## [What the task asks]
Reproduce each of the lines word for word.

============

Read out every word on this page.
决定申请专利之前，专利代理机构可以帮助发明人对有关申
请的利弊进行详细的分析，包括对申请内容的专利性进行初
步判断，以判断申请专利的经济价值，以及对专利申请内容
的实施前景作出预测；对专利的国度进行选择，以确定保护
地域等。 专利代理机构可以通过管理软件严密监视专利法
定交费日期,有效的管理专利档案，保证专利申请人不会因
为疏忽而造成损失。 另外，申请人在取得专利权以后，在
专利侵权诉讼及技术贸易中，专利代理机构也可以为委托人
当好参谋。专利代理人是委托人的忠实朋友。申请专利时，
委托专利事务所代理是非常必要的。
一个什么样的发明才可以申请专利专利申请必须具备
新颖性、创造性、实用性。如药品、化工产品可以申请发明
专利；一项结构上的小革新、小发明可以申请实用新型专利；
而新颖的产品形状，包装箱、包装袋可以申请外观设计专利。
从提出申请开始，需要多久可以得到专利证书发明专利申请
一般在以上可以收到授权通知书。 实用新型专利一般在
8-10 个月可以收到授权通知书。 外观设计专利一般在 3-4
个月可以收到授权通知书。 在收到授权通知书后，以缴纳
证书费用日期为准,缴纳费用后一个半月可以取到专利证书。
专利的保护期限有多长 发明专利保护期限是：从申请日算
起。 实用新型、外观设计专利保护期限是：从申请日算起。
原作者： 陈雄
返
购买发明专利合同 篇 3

============

## [Written response]
Read out every word on this page.
决定申请专利之前，专利代理机构可以帮助发明人对有关申
请的利弊进行详细的分析，包括对申请内容的专利性进行初
步判断，以判断申请专利的经济价值，以及对专利申请内容
的实施前景作出预测；对专利的国度进行选择，以确定保护
地域等。 专利代理机构可以通过管理软件严密监视专利法
定交费日期,有效的管理专利档案，保证专利申请人不会因
为疏忽而造成损失。 另外，申请人在取得专利权以后，在
专利侵权诉讼及技术贸易中，专利代理机构也可以为委托人
当好参谋。专利代理人是委托人的忠实朋友。申请专利时，
委托专利事务所代理是非常必要的。
一个什么样的发明才可以申请专利专利申请必须具备
新颖性、创造性、实用性。如药品、化工产品可以申请发明
专利；一项结构上的小革新、小发明可以申请实用新型专利；
而新颖的产品形状，包装箱、包装袋可以申请外观设计专利。
从提出申请开始，需要多久可以得到专利证书发明专利申请
一般在以上可以收到授权通知书。 实用新型专利一般在
8-10 个月可以收到授权通知书。 外观设计专利一般在 3-4
个月可以收到授权通知书。 在收到授权通知书后，以缴纳
证书费用日期为准,缴纳费用后一个半月可以取到专利证书。
专利的保护期限有多长 发明专利保护期限是：从申请日算
起。 实用新型、外观设计专利保护期限是：从申请日算起。
原作者： 陈雄
返
购买发明专利合同 篇 3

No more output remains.